Starting with the line that contains "Give me the", write out each line through the end of the listing, unchanged. Output nothing else.

Collected data entries:

■ ■ ■

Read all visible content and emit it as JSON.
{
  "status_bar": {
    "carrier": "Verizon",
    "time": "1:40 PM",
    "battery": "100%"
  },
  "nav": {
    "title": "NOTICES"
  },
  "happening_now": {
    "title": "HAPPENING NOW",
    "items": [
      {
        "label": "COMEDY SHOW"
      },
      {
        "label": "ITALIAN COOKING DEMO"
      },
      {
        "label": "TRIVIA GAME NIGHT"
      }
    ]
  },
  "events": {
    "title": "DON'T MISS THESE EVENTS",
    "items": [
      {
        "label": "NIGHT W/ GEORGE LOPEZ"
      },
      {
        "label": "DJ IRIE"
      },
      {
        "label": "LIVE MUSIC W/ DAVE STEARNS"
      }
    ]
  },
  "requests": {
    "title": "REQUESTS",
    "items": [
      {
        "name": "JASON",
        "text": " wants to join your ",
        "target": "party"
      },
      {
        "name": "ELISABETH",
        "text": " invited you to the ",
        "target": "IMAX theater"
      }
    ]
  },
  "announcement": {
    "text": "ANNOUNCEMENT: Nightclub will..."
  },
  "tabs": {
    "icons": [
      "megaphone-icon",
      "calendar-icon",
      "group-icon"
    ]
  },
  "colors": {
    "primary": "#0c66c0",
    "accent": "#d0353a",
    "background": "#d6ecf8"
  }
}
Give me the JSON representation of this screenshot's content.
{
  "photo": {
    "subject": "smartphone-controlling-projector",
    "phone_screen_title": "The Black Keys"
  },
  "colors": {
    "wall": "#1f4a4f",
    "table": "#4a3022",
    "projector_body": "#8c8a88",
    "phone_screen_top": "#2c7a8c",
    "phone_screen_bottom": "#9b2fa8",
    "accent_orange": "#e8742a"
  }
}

■ ■ ■

_WRITTEN ANSWER_
Give me the JSON representation of this screenshot's content.
{
  "photo": {
    "subject": "smartphone-controlling-projector",
    "phone_screen_title": "The Black Keys"
  },
  "colors": {
    "wall": "#1f4a4f",
    "table": "#4a3022",
    "projector_body": "#8c8a88",
    "phone_screen_top": "#2c7a8c",
    "phone_screen_bottom": "#9b2fa8",
    "accent_orange": "#e8742a"
  }
}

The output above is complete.